### WHAT THIS TASK INVOLVES:
Repeat all the records exactly, omitting pictures.

### MATERIAL FOR THE TASK:
#####
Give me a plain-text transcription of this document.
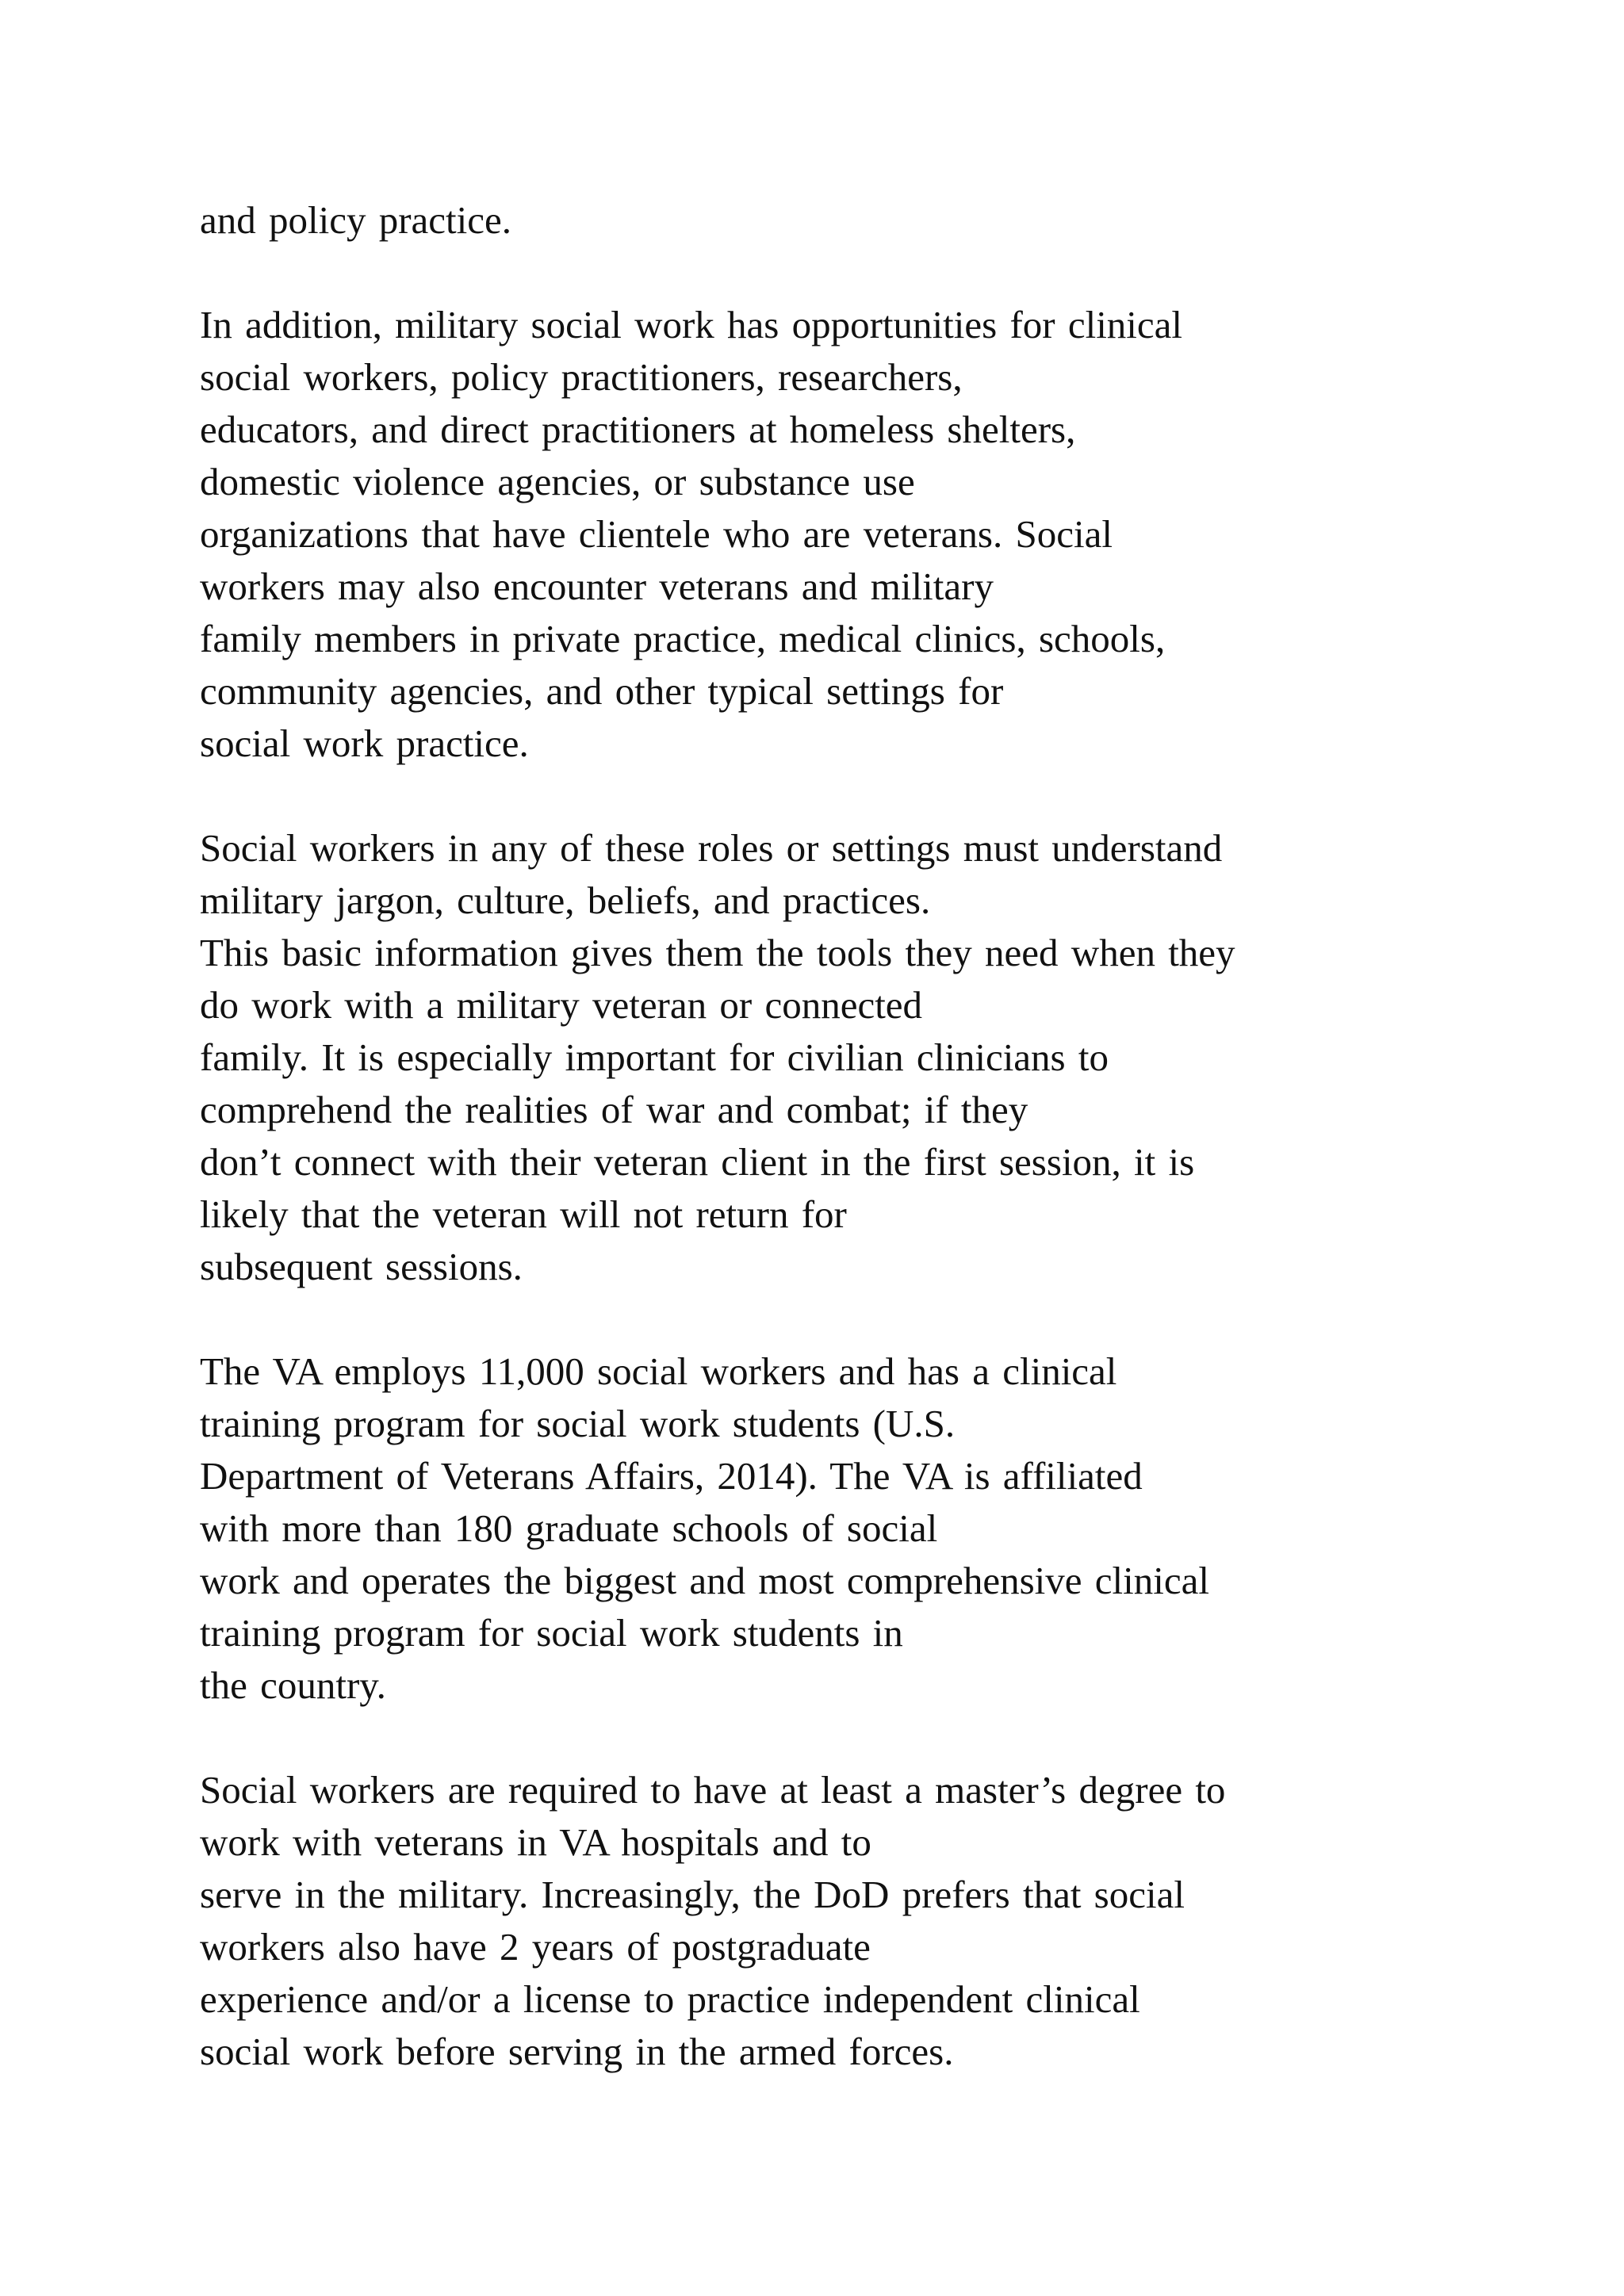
and policy practice.
In addition, military social work has opportunities for clinical
social workers, policy practitioners, researchers,
educators, and direct practitioners at homeless shelters,
domestic violence agencies, or substance use
organizations that have clientele who are veterans. Social
workers may also encounter veterans and military
family members in private practice, medical clinics, schools,
community agencies, and other typical settings for
social work practice.
Social workers in any of these roles or settings must understand
military jargon, culture, beliefs, and practices.
This basic information gives them the tools they need when they
do work with a military veteran or connected
family. It is especially important for civilian clinicians to
comprehend the realities of war and combat; if they
don’t connect with their veteran client in the first session, it is
likely that the veteran will not return for
subsequent sessions.
The VA employs 11,000 social workers and has a clinical
training program for social work students (U.S.
Department of Veterans Affairs, 2014). The VA is affiliated
with more than 180 graduate schools of social
work and operates the biggest and most comprehensive clinical
training program for social work students in
the country.
Social workers are required to have at least a master’s degree to
work with veterans in VA hospitals and to
serve in the military. Increasingly, the DoD prefers that social
workers also have 2 years of postgraduate
experience and/or a license to practice independent clinical
social work before serving in the armed forces.
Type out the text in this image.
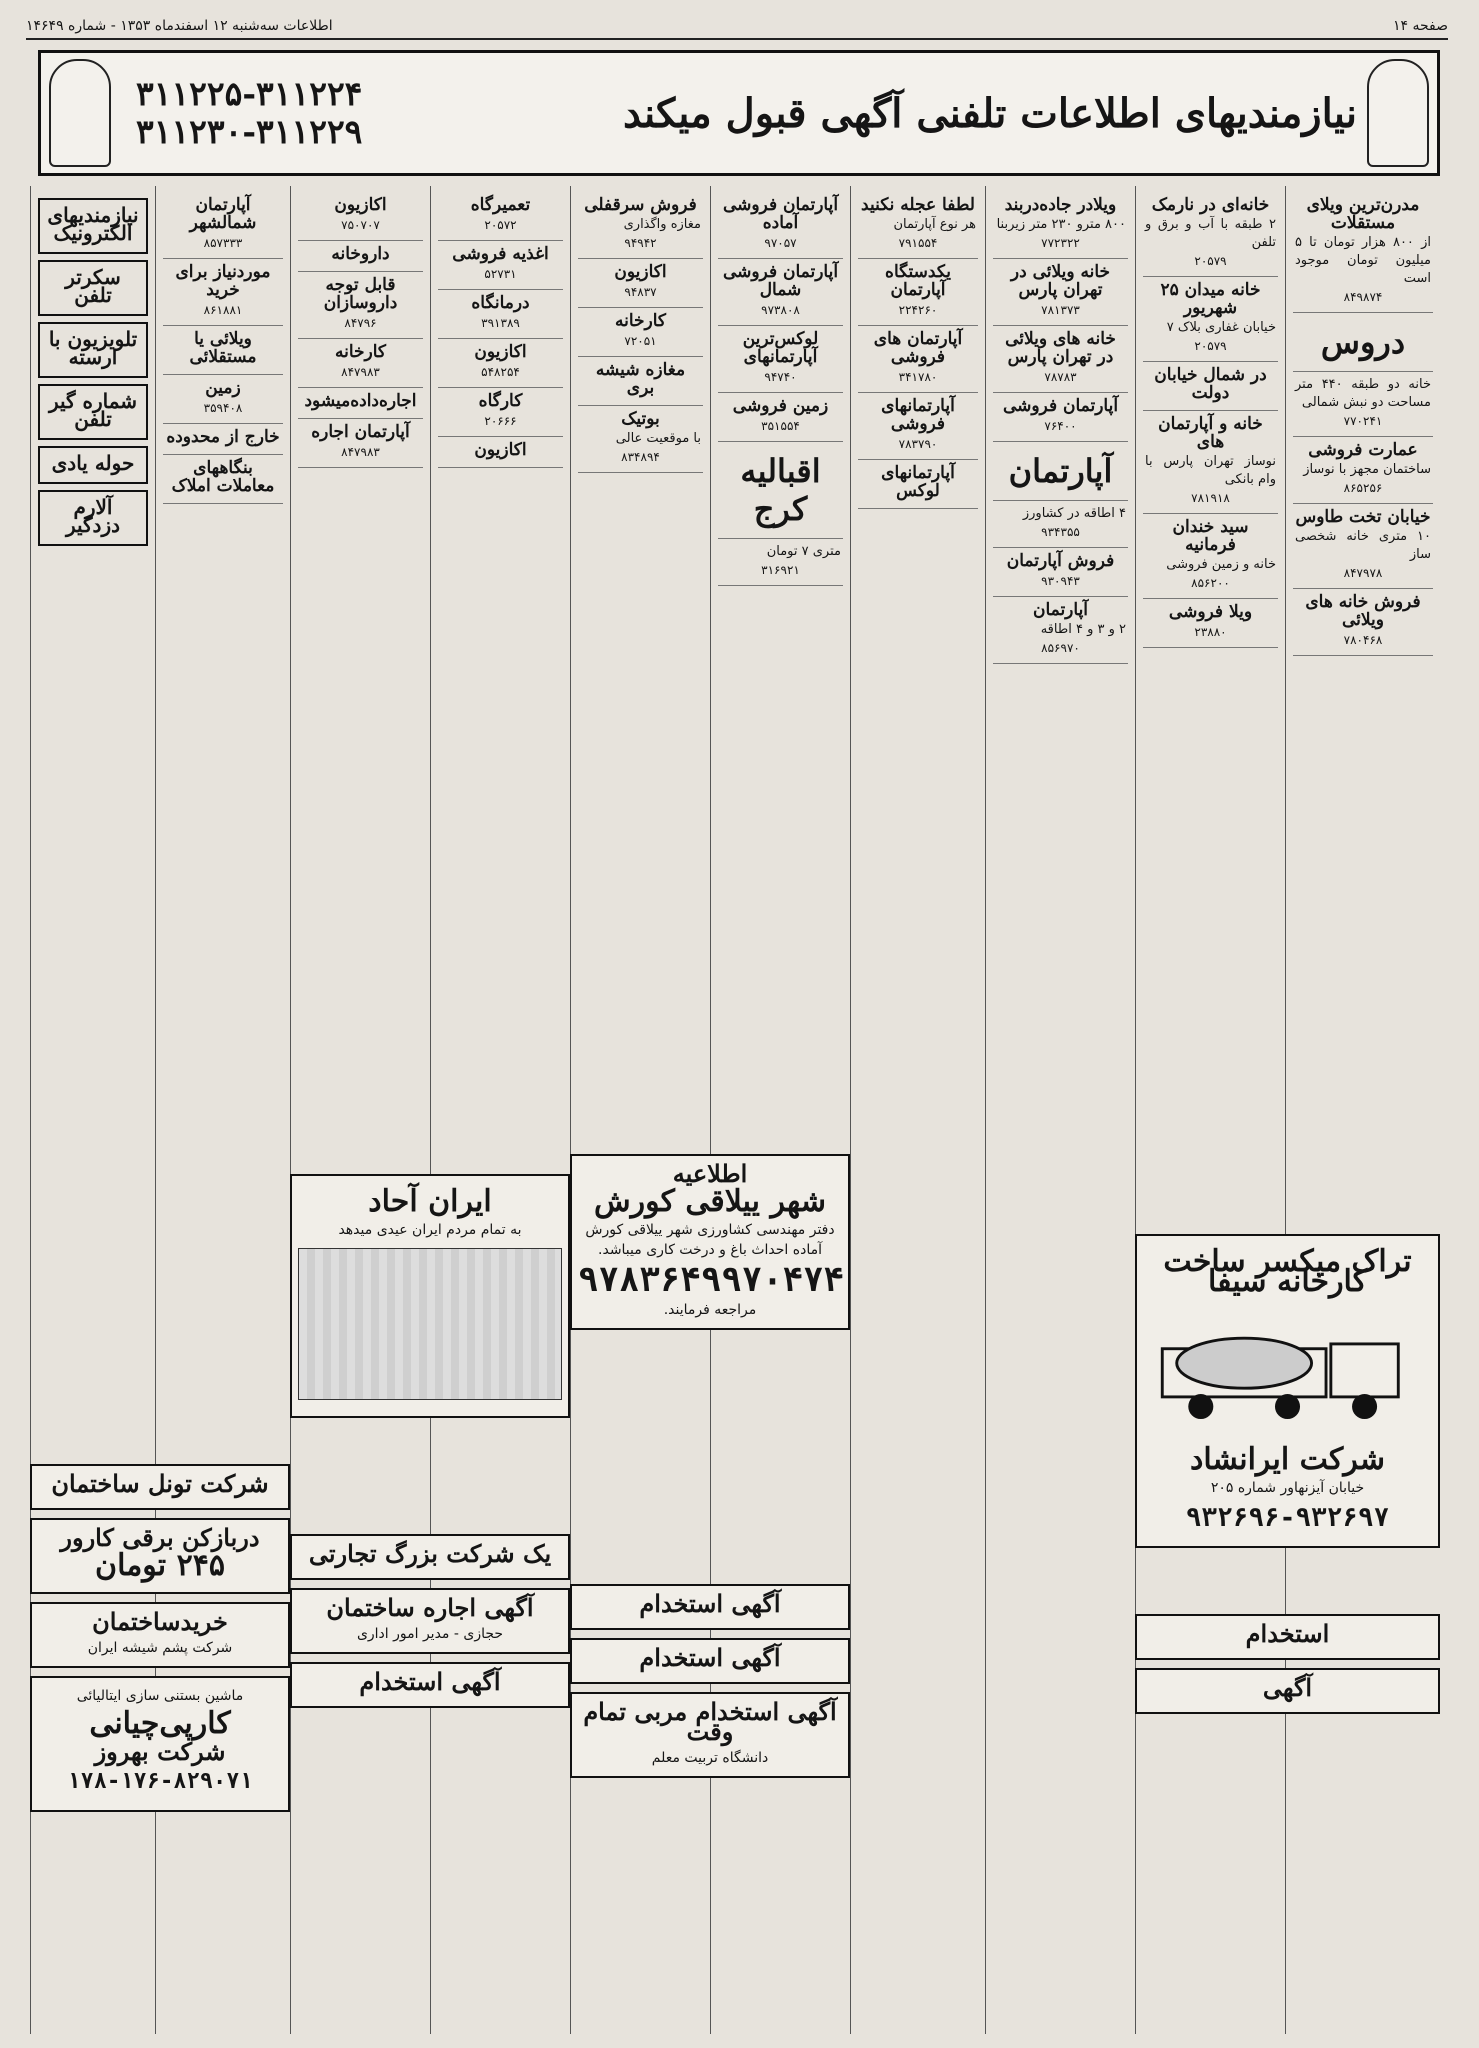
صفحه ۱۴
اطلاعات سه‌شنبه ۱۲ اسفندماه ۱۳۵۳ - شماره ۱۴۶۴۹
نیازمندیهای اطلاعات تلفنی آگهی قبول میکند
۳۱۱۲۲۵-۳۱۱۲۲۴
۳۱۱۲۳۰-۳۱۱۲۲۹
مدرن‌ترین ویلای مستقلات
از ۸۰۰ هزار تومان تا ۵ میلیون تومان موجود است
۸۴۹۸۷۴
دروس
خانه دو طبقه ۴۴۰ متر مساحت دو نبش شمالی
۷۷۰۲۴۱
عمارت فروشی
ساختمان مجهز با نوساز
۸۶۵۲۵۶
خیابان تخت طاوس
۱۰ متری خانه شخصی ساز
۸۴۷۹۷۸
فروش خانه های ویلائی
۷۸۰۴۶۸
خانه‌ای در نارمک
۲ طبقه با آب و برق و تلفن
۲۰۵۷۹
خانه میدان ۲۵ شهریور
خیابان غفاری بلاک ۷
۲۰۵۷۹
در شمال خیابان دولت
خانه و آپارتمان های
نوساز تهران پارس با وام بانکی
۷۸۱۹۱۸
سید خندان فرمانیه
خانه و زمین فروشی
۸۵۶۲۰۰
ویلا فروشی
۲۳۸۸۰
ویلادر جاده‌دربند
۸۰۰ مترو ۲۳۰ متر زیربنا
۷۷۲۳۲۲
خانه ویلائی در تهران پارس
۷۸۱۳۷۳
خانه های ویلائی در تهران پارس
۷۸۷۸۳
آپارتمان فروشی
۷۶۴۰۰
آپارتمان
۴ اطاقه در کشاورز
۹۳۴۳۵۵
فروش آپارتمان
۹۳۰۹۴۳
آپارتمان
۲ و ۳ و ۴ اطاقه
۸۵۶۹۷۰
لطفا عجله نکنید
هر نوع آپارتمان
۷۹۱۵۵۴
یکدستگاه آپارتمان
۲۲۴۲۶۰
آپارتمان های فروشی
۳۴۱۷۸۰
آپارتمانهای فروشی
۷۸۳۷۹۰
آپارتمانهای لوکس
آپارتمان فروشی آماده
۹۷۰۵۷
آپارتمان فروشی شمال
۹۷۳۸۰۸
لوکس‌ترین آپارتمانهای
۹۴۷۴۰
زمین فروشی
۳۵۱۵۵۴
اقبالیه کرج
متری ۷ تومان
۳۱۶۹۲۱
فروش سرقفلی
مغازه واگذاری
۹۴۹۴۲
اکازیون
۹۴۸۳۷
کارخانه
۷۲۰۵۱
مغازه شیشه بری
بوتیک
با موقعیت عالی
۸۳۴۸۹۴
تعمیرگاه
۲۰۵۷۲
اغذیه فروشی
۵۲۷۳۱
درمانگاه
۳۹۱۳۸۹
اکازیون
۵۴۸۲۵۴
کارگاه
۲۰۶۶۶
اکازیون
اکازیون
۷۵۰۷۰۷
داروخانه
قابل توجه داروسازان
۸۴۷۹۶
کارخانه
۸۴۷۹۸۳
اجاره‌داده‌میشود
آپارتمان اجاره
۸۴۷۹۸۳
آپارتمان شمالشهر
۸۵۷۳۳۳
موردنیاز برای خرید
۸۶۱۸۸۱
ویلائی یا مستقلائی
زمین
۳۵۹۴۰۸
خارج از محدوده
بنگاههای معاملات املاک
نیازمندیهای الکترونیک
سکرتر تلفن
تلویزیون با ارسته
شماره گیر تلفن
حوله یادی
آلارم دزدگیر
اطلاعیه
شهر ییلاقی کورش
دفتر مهندسی کشاورزی شهر ییلاقی کورش آماده احداث باغ و درخت کاری میباشد.
۹۷۸۳۶۴۹۹۷۰۴۷۴
مراجعه فرمایند.
ایران آحاد
به تمام مردم ایران عیدی میدهد
تراک میکسر ساخت کارخانه سیفا
شرکت ایرانشاد
خیابان آیزنهاور شماره ۲۰۵
۹۳۲۶۹۶-۹۳۲۶۹۷
یک شرکت بزرگ تجارتی
آگهی اجاره ساختمان
حجازی - مدیر امور اداری
آگهی استخدام
آگهی استخدام
آگهی استخدام
آگهی استخدام مربی تمام وقت
دانشگاه تربیت معلم
استخدام
آگهی
شرکت تونل ساختمان
دربازکن برقی کارور
۲۴۵ تومان
خریدساختمان
شرکت پشم شیشه ایران
ماشین بستنی سازی ایتالیائی
کارپی‌چیانی
شرکت بهروز
۱۷۸-۱۷۶-۸۲۹۰۷۱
#####
### ANSWER TO THIS TASK:
Give me a plain-text transcription of this document.
and policy practice.
In addition, military social work has opportunities for clinical
social workers, policy practitioners, researchers,
educators, and direct practitioners at homeless shelters,
domestic violence agencies, or substance use
organizations that have clientele who are veterans. Social
workers may also encounter veterans and military
family members in private practice, medical clinics, schools,
community agencies, and other typical settings for
social work practice.
Social workers in any of these roles or settings must understand
military jargon, culture, beliefs, and practices.
This basic information gives them the tools they need when they
do work with a military veteran or connected
family. It is especially important for civilian clinicians to
comprehend the realities of war and combat; if they
don’t connect with their veteran client in the first session, it is
likely that the veteran will not return for
subsequent sessions.
The VA employs 11,000 social workers and has a clinical
training program for social work students (U.S.
Department of Veterans Affairs, 2014). The VA is affiliated
with more than 180 graduate schools of social
work and operates the biggest and most comprehensive clinical
training program for social work students in
the country.
Social workers are required to have at least a master’s degree to
work with veterans in VA hospitals and to
serve in the military. Increasingly, the DoD prefers that social
workers also have 2 years of postgraduate
experience and/or a license to practice independent clinical
social work before serving in the armed forces.
Type out the text in this image.
صفحه ۱۴
اطلاعات سه‌شنبه ۱۲ اسفندماه ۱۳۵۳ - شماره ۱۴۶۴۹
نیازمندیهای اطلاعات تلفنی آگهی قبول میکند
۳۱۱۲۲۵-۳۱۱۲۲۴
۳۱۱۲۳۰-۳۱۱۲۲۹
مدرن‌ترین ویلای مستقلات
از ۸۰۰ هزار تومان تا ۵ میلیون تومان موجود است
۸۴۹۸۷۴
دروس
خانه دو طبقه ۴۴۰ متر مساحت دو نبش شمالی
۷۷۰۲۴۱
عمارت فروشی
ساختمان مجهز با نوساز
۸۶۵۲۵۶
خیابان تخت طاوس
۱۰ متری خانه شخصی ساز
۸۴۷۹۷۸
فروش خانه های ویلائی
۷۸۰۴۶۸
خانه‌ای در نارمک
۲ طبقه با آب و برق و تلفن
۲۰۵۷۹
خانه میدان ۲۵ شهریور
خیابان غفاری بلاک ۷
۲۰۵۷۹
در شمال خیابان دولت
خانه و آپارتمان های
نوساز تهران پارس با وام بانکی
۷۸۱۹۱۸
سید خندان فرمانیه
خانه و زمین فروشی
۸۵۶۲۰۰
ویلا فروشی
۲۳۸۸۰
ویلادر جاده‌دربند
۸۰۰ مترو ۲۳۰ متر زیربنا
۷۷۲۳۲۲
خانه ویلائی در تهران پارس
۷۸۱۳۷۳
خانه های ویلائی در تهران پارس
۷۸۷۸۳
آپارتمان فروشی
۷۶۴۰۰
آپارتمان
۴ اطاقه در کشاورز
۹۳۴۳۵۵
فروش آپارتمان
۹۳۰۹۴۳
آپارتمان
۲ و ۳ و ۴ اطاقه
۸۵۶۹۷۰
لطفا عجله نکنید
هر نوع آپارتمان
۷۹۱۵۵۴
یکدستگاه آپارتمان
۲۲۴۲۶۰
آپارتمان های فروشی
۳۴۱۷۸۰
آپارتمانهای فروشی
۷۸۳۷۹۰
آپارتمانهای لوکس
آپارتمان فروشی آماده
۹۷۰۵۷
آپارتمان فروشی شمال
۹۷۳۸۰۸
لوکس‌ترین آپارتمانهای
۹۴۷۴۰
زمین فروشی
۳۵۱۵۵۴
اقبالیه کرج
متری ۷ تومان
۳۱۶۹۲۱
فروش سرقفلی
مغازه واگذاری
۹۴۹۴۲
اکازیون
۹۴۸۳۷
کارخانه
۷۲۰۵۱
مغازه شیشه بری
بوتیک
با موقعیت عالی
۸۳۴۸۹۴
تعمیرگاه
۲۰۵۷۲
اغذیه فروشی
۵۲۷۳۱
درمانگاه
۳۹۱۳۸۹
اکازیون
۵۴۸۲۵۴
کارگاه
۲۰۶۶۶
اکازیون
اکازیون
۷۵۰۷۰۷
داروخانه
قابل توجه داروسازان
۸۴۷۹۶
کارخانه
۸۴۷۹۸۳
اجاره‌داده‌میشود
آپارتمان اجاره
۸۴۷۹۸۳
آپارتمان شمالشهر
۸۵۷۳۳۳
موردنیاز برای خرید
۸۶۱۸۸۱
ویلائی یا مستقلائی
زمین
۳۵۹۴۰۸
خارج از محدوده
بنگاههای معاملات املاک
نیازمندیهای الکترونیک
سکرتر تلفن
تلویزیون با ارسته
شماره گیر تلفن
حوله یادی
آلارم دزدگیر
اطلاعیه
شهر ییلاقی کورش
دفتر مهندسی کشاورزی شهر ییلاقی کورش آماده احداث باغ و درخت کاری میباشد.
۹۷۸۳۶۴۹۹۷۰۴۷۴
مراجعه فرمایند.
ایران آحاد
به تمام مردم ایران عیدی میدهد
تراک میکسر ساخت کارخانه سیفا
شرکت ایرانشاد
خیابان آیزنهاور شماره ۲۰۵
۹۳۲۶۹۶-۹۳۲۶۹۷
یک شرکت بزرگ تجارتی
آگهی اجاره ساختمان
حجازی - مدیر امور اداری
آگهی استخدام
آگهی استخدام
آگهی استخدام
آگهی استخدام مربی تمام وقت
دانشگاه تربیت معلم
استخدام
آگهی
شرکت تونل ساختمان
دربازکن برقی کارور
۲۴۵ تومان
خریدساختمان
شرکت پشم شیشه ایران
ماشین بستنی سازی ایتالیائی
کارپی‌چیانی
شرکت بهروز
۱۷۸-۱۷۶-۸۲۹۰۷۱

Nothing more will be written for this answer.